◆ Problem to work on ◆
Restate each entry word for word, leaving nothing out.

◆ Exercise input ◆
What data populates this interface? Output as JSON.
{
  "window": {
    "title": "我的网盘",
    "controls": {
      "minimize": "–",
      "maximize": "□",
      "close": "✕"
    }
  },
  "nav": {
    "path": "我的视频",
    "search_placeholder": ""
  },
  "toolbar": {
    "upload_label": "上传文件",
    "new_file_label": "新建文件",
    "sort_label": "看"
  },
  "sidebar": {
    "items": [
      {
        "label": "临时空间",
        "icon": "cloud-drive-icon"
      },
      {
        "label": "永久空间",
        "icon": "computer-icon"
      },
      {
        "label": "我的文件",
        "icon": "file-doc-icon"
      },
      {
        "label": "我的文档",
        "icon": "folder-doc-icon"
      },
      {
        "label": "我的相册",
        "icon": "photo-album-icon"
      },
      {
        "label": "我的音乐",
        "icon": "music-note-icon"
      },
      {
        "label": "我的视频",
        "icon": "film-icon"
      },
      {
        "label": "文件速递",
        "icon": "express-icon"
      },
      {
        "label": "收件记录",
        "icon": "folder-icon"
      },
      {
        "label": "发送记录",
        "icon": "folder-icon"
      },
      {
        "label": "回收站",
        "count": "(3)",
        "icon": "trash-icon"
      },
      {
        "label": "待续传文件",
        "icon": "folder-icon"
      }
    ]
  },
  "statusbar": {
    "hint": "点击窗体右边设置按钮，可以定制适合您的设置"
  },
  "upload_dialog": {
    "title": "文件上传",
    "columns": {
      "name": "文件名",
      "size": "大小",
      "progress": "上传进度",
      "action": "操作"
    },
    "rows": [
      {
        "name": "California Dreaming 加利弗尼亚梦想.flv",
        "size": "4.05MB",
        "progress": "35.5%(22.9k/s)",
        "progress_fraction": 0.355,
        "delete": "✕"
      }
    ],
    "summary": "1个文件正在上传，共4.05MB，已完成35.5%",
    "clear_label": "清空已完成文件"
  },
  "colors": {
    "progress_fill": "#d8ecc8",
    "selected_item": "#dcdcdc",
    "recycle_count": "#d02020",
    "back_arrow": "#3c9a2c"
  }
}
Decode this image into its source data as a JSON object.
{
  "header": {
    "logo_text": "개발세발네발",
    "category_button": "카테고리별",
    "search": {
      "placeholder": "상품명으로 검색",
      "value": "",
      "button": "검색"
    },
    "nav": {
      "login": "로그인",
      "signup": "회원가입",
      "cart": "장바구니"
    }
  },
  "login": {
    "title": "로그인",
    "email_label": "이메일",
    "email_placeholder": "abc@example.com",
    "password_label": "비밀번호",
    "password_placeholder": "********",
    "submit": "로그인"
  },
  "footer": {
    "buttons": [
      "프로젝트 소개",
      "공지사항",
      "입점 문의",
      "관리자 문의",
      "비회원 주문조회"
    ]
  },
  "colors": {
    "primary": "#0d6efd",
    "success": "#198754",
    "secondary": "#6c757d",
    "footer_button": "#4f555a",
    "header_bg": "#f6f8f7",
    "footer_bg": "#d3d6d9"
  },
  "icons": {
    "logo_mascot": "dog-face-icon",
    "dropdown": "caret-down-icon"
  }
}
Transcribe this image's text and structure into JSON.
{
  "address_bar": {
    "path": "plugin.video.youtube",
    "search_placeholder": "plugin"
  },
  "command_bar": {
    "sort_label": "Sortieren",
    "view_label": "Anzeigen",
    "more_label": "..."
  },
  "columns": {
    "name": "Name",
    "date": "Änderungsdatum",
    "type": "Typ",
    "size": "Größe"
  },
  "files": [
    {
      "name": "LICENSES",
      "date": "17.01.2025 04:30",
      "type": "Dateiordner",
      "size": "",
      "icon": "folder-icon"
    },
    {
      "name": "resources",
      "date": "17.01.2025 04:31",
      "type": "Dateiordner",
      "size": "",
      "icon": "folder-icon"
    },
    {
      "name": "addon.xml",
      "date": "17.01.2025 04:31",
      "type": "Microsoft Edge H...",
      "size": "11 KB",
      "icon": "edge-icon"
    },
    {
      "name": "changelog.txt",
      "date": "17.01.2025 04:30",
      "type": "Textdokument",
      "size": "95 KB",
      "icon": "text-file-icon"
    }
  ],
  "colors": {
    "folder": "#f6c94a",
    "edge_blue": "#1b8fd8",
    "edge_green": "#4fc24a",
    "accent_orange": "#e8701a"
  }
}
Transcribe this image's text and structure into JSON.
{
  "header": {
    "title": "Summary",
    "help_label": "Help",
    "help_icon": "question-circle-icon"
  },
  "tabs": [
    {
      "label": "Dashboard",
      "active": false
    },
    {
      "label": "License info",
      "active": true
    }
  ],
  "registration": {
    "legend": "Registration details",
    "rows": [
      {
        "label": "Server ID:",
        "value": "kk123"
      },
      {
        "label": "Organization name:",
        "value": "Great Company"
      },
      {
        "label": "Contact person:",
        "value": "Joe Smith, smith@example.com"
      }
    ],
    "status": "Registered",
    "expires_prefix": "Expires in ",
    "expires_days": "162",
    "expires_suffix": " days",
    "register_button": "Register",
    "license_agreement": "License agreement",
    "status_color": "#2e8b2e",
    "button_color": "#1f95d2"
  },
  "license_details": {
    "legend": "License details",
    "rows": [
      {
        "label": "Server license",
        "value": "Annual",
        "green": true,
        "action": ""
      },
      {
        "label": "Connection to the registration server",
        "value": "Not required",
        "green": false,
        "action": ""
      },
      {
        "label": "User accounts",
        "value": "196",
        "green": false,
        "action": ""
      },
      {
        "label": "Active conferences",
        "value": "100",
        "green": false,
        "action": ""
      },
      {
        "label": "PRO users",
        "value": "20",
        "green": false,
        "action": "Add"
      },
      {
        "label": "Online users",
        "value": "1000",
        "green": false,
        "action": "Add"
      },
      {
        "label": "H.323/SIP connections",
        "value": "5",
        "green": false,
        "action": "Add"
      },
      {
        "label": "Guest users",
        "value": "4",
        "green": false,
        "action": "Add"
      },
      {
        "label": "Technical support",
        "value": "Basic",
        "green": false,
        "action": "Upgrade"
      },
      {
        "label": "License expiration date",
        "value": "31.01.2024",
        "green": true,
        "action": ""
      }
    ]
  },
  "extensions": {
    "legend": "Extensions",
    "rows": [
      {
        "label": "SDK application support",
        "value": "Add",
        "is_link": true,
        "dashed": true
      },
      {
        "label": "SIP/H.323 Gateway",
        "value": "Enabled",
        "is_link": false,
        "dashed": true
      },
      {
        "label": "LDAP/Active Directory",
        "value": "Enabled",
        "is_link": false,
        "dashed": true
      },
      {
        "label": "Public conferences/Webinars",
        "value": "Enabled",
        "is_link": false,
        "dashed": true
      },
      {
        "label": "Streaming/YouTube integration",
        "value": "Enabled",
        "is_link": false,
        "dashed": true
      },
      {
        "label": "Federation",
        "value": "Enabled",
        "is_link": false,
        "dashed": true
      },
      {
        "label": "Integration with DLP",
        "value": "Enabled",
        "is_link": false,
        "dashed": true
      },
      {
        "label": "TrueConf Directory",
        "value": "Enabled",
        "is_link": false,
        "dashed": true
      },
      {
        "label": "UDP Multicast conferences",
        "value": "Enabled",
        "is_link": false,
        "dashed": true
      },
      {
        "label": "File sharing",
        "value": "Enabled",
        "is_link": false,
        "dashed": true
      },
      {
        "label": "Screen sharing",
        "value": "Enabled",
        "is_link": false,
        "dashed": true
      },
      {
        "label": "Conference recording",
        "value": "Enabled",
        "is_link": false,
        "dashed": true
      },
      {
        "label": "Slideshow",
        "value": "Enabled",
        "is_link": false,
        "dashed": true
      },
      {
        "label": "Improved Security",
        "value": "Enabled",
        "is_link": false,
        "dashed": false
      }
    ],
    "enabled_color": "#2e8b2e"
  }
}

◆ Problem solution ◆
What data populates this interface? Output as JSON.
{
  "window": {
    "title": "我的网盘",
    "controls": {
      "minimize": "–",
      "maximize": "□",
      "close": "✕"
    }
  },
  "nav": {
    "path": "我的视频",
    "search_placeholder": ""
  },
  "toolbar": {
    "upload_label": "上传文件",
    "new_file_label": "新建文件",
    "sort_label": "看"
  },
  "sidebar": {
    "items": [
      {
        "label": "临时空间",
        "icon": "cloud-drive-icon"
      },
      {
        "label": "永久空间",
        "icon": "computer-icon"
      },
      {
        "label": "我的文件",
        "icon": "file-doc-icon"
      },
      {
        "label": "我的文档",
        "icon": "folder-doc-icon"
      },
      {
        "label": "我的相册",
        "icon": "photo-album-icon"
      },
      {
        "label": "我的音乐",
        "icon": "music-note-icon"
      },
      {
        "label": "我的视频",
        "icon": "film-icon"
      },
      {
        "label": "文件速递",
        "icon": "express-icon"
      },
      {
        "label": "收件记录",
        "icon": "folder-icon"
      },
      {
        "label": "发送记录",
        "icon": "folder-icon"
      },
      {
        "label": "回收站",
        "count": "(3)",
        "icon": "trash-icon"
      },
      {
        "label": "待续传文件",
        "icon": "folder-icon"
      }
    ]
  },
  "statusbar": {
    "hint": "点击窗体右边设置按钮，可以定制适合您的设置"
  },
  "upload_dialog": {
    "title": "文件上传",
    "columns": {
      "name": "文件名",
      "size": "大小",
      "progress": "上传进度",
      "action": "操作"
    },
    "rows": [
      {
        "name": "California Dreaming 加利弗尼亚梦想.flv",
        "size": "4.05MB",
        "progress": "35.5%(22.9k/s)",
        "progress_fraction": 0.355,
        "delete": "✕"
      }
    ],
    "summary": "1个文件正在上传，共4.05MB，已完成35.5%",
    "clear_label": "清空已完成文件"
  },
  "colors": {
    "progress_fill": "#d8ecc8",
    "selected_item": "#dcdcdc",
    "recycle_count": "#d02020",
    "back_arrow": "#3c9a2c"
  }
}
Decode this image into its source data as a JSON object.
{
  "header": {
    "logo_text": "개발세발네발",
    "category_button": "카테고리별",
    "search": {
      "placeholder": "상품명으로 검색",
      "value": "",
      "button": "검색"
    },
    "nav": {
      "login": "로그인",
      "signup": "회원가입",
      "cart": "장바구니"
    }
  },
  "login": {
    "title": "로그인",
    "email_label": "이메일",
    "email_placeholder": "abc@example.com",
    "password_label": "비밀번호",
    "password_placeholder": "********",
    "submit": "로그인"
  },
  "footer": {
    "buttons": [
      "프로젝트 소개",
      "공지사항",
      "입점 문의",
      "관리자 문의",
      "비회원 주문조회"
    ]
  },
  "colors": {
    "primary": "#0d6efd",
    "success": "#198754",
    "secondary": "#6c757d",
    "footer_button": "#4f555a",
    "header_bg": "#f6f8f7",
    "footer_bg": "#d3d6d9"
  },
  "icons": {
    "logo_mascot": "dog-face-icon",
    "dropdown": "caret-down-icon"
  }
}
Transcribe this image's text and structure into JSON.
{
  "address_bar": {
    "path": "plugin.video.youtube",
    "search_placeholder": "plugin"
  },
  "command_bar": {
    "sort_label": "Sortieren",
    "view_label": "Anzeigen",
    "more_label": "..."
  },
  "columns": {
    "name": "Name",
    "date": "Änderungsdatum",
    "type": "Typ",
    "size": "Größe"
  },
  "files": [
    {
      "name": "LICENSES",
      "date": "17.01.2025 04:30",
      "type": "Dateiordner",
      "size": "",
      "icon": "folder-icon"
    },
    {
      "name": "resources",
      "date": "17.01.2025 04:31",
      "type": "Dateiordner",
      "size": "",
      "icon": "folder-icon"
    },
    {
      "name": "addon.xml",
      "date": "17.01.2025 04:31",
      "type": "Microsoft Edge H...",
      "size": "11 KB",
      "icon": "edge-icon"
    },
    {
      "name": "changelog.txt",
      "date": "17.01.2025 04:30",
      "type": "Textdokument",
      "size": "95 KB",
      "icon": "text-file-icon"
    }
  ],
  "colors": {
    "folder": "#f6c94a",
    "edge_blue": "#1b8fd8",
    "edge_green": "#4fc24a",
    "accent_orange": "#e8701a"
  }
}
Transcribe this image's text and structure into JSON.
{
  "header": {
    "title": "Summary",
    "help_label": "Help",
    "help_icon": "question-circle-icon"
  },
  "tabs": [
    {
      "label": "Dashboard",
      "active": false
    },
    {
      "label": "License info",
      "active": true
    }
  ],
  "registration": {
    "legend": "Registration details",
    "rows": [
      {
        "label": "Server ID:",
        "value": "kk123"
      },
      {
        "label": "Organization name:",
        "value": "Great Company"
      },
      {
        "label": "Contact person:",
        "value": "Joe Smith, smith@example.com"
      }
    ],
    "status": "Registered",
    "expires_prefix": "Expires in ",
    "expires_days": "162",
    "expires_suffix": " days",
    "register_button": "Register",
    "license_agreement": "License agreement",
    "status_color": "#2e8b2e",
    "button_color": "#1f95d2"
  },
  "license_details": {
    "legend": "License details",
    "rows": [
      {
        "label": "Server license",
        "value": "Annual",
        "green": true,
        "action": ""
      },
      {
        "label": "Connection to the registration server",
        "value": "Not required",
        "green": false,
        "action": ""
      },
      {
        "label": "User accounts",
        "value": "196",
        "green": false,
        "action": ""
      },
      {
        "label": "Active conferences",
        "value": "100",
        "green": false,
        "action": ""
      },
      {
        "label": "PRO users",
        "value": "20",
        "green": false,
        "action": "Add"
      },
      {
        "label": "Online users",
        "value": "1000",
        "green": false,
        "action": "Add"
      },
      {
        "label": "H.323/SIP connections",
        "value": "5",
        "green": false,
        "action": "Add"
      },
      {
        "label": "Guest users",
        "value": "4",
        "green": false,
        "action": "Add"
      },
      {
        "label": "Technical support",
        "value": "Basic",
        "green": false,
        "action": "Upgrade"
      },
      {
        "label": "License expiration date",
        "value": "31.01.2024",
        "green": true,
        "action": ""
      }
    ]
  },
  "extensions": {
    "legend": "Extensions",
    "rows": [
      {
        "label": "SDK application support",
        "value": "Add",
        "is_link": true,
        "dashed": true
      },
      {
        "label": "SIP/H.323 Gateway",
        "value": "Enabled",
        "is_link": false,
        "dashed": true
      },
      {
        "label": "LDAP/Active Directory",
        "value": "Enabled",
        "is_link": false,
        "dashed": true
      },
      {
        "label": "Public conferences/Webinars",
        "value": "Enabled",
        "is_link": false,
        "dashed": true
      },
      {
        "label": "Streaming/YouTube integration",
        "value": "Enabled",
        "is_link": false,
        "dashed": true
      },
      {
        "label": "Federation",
        "value": "Enabled",
        "is_link": false,
        "dashed": true
      },
      {
        "label": "Integration with DLP",
        "value": "Enabled",
        "is_link": false,
        "dashed": true
      },
      {
        "label": "TrueConf Directory",
        "value": "Enabled",
        "is_link": false,
        "dashed": true
      },
      {
        "label": "UDP Multicast conferences",
        "value": "Enabled",
        "is_link": false,
        "dashed": true
      },
      {
        "label": "File sharing",
        "value": "Enabled",
        "is_link": false,
        "dashed": true
      },
      {
        "label": "Screen sharing",
        "value": "Enabled",
        "is_link": false,
        "dashed": true
      },
      {
        "label": "Conference recording",
        "value": "Enabled",
        "is_link": false,
        "dashed": true
      },
      {
        "label": "Slideshow",
        "value": "Enabled",
        "is_link": false,
        "dashed": true
      },
      {
        "label": "Improved Security",
        "value": "Enabled",
        "is_link": false,
        "dashed": false
      }
    ],
    "enabled_color": "#2e8b2e"
  }
}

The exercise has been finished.